*** Data supplied ***

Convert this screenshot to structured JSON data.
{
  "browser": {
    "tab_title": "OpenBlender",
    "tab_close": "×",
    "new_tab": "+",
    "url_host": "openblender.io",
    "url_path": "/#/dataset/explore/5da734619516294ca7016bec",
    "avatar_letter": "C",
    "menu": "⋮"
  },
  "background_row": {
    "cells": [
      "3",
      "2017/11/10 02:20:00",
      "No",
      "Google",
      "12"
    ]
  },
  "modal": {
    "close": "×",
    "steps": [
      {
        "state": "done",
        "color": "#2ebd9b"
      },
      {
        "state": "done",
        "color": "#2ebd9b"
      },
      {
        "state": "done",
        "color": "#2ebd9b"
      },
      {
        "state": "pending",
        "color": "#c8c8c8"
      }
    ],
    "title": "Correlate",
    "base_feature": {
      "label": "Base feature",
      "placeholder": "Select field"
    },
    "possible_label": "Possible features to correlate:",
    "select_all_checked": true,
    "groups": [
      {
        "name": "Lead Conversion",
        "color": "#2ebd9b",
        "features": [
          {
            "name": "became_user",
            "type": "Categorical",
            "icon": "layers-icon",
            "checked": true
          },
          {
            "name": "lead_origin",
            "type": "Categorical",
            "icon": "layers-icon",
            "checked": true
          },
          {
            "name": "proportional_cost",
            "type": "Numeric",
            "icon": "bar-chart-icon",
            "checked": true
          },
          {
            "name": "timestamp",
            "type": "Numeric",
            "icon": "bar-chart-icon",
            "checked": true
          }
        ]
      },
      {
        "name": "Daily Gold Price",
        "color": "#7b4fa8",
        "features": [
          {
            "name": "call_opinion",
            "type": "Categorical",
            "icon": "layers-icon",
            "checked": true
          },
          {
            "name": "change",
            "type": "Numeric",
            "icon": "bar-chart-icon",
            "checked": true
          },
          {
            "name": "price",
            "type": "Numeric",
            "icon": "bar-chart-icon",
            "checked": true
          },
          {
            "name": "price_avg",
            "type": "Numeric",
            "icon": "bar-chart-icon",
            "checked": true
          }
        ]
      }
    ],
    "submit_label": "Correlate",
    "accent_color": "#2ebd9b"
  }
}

***

Give back the whole listing exactly as it reads.

● The response:
Convert this screenshot to structured JSON data.
{
  "browser": {
    "tab_title": "OpenBlender",
    "tab_close": "×",
    "new_tab": "+",
    "url_host": "openblender.io",
    "url_path": "/#/dataset/explore/5da734619516294ca7016bec",
    "avatar_letter": "C",
    "menu": "⋮"
  },
  "background_row": {
    "cells": [
      "3",
      "2017/11/10 02:20:00",
      "No",
      "Google",
      "12"
    ]
  },
  "modal": {
    "close": "×",
    "steps": [
      {
        "state": "done",
        "color": "#2ebd9b"
      },
      {
        "state": "done",
        "color": "#2ebd9b"
      },
      {
        "state": "done",
        "color": "#2ebd9b"
      },
      {
        "state": "pending",
        "color": "#c8c8c8"
      }
    ],
    "title": "Correlate",
    "base_feature": {
      "label": "Base feature",
      "placeholder": "Select field"
    },
    "possible_label": "Possible features to correlate:",
    "select_all_checked": true,
    "groups": [
      {
        "name": "Lead Conversion",
        "color": "#2ebd9b",
        "features": [
          {
            "name": "became_user",
            "type": "Categorical",
            "icon": "layers-icon",
            "checked": true
          },
          {
            "name": "lead_origin",
            "type": "Categorical",
            "icon": "layers-icon",
            "checked": true
          },
          {
            "name": "proportional_cost",
            "type": "Numeric",
            "icon": "bar-chart-icon",
            "checked": true
          },
          {
            "name": "timestamp",
            "type": "Numeric",
            "icon": "bar-chart-icon",
            "checked": true
          }
        ]
      },
      {
        "name": "Daily Gold Price",
        "color": "#7b4fa8",
        "features": [
          {
            "name": "call_opinion",
            "type": "Categorical",
            "icon": "layers-icon",
            "checked": true
          },
          {
            "name": "change",
            "type": "Numeric",
            "icon": "bar-chart-icon",
            "checked": true
          },
          {
            "name": "price",
            "type": "Numeric",
            "icon": "bar-chart-icon",
            "checked": true
          },
          {
            "name": "price_avg",
            "type": "Numeric",
            "icon": "bar-chart-icon",
            "checked": true
          }
        ]
      }
    ],
    "submit_label": "Correlate",
    "accent_color": "#2ebd9b"
  }
}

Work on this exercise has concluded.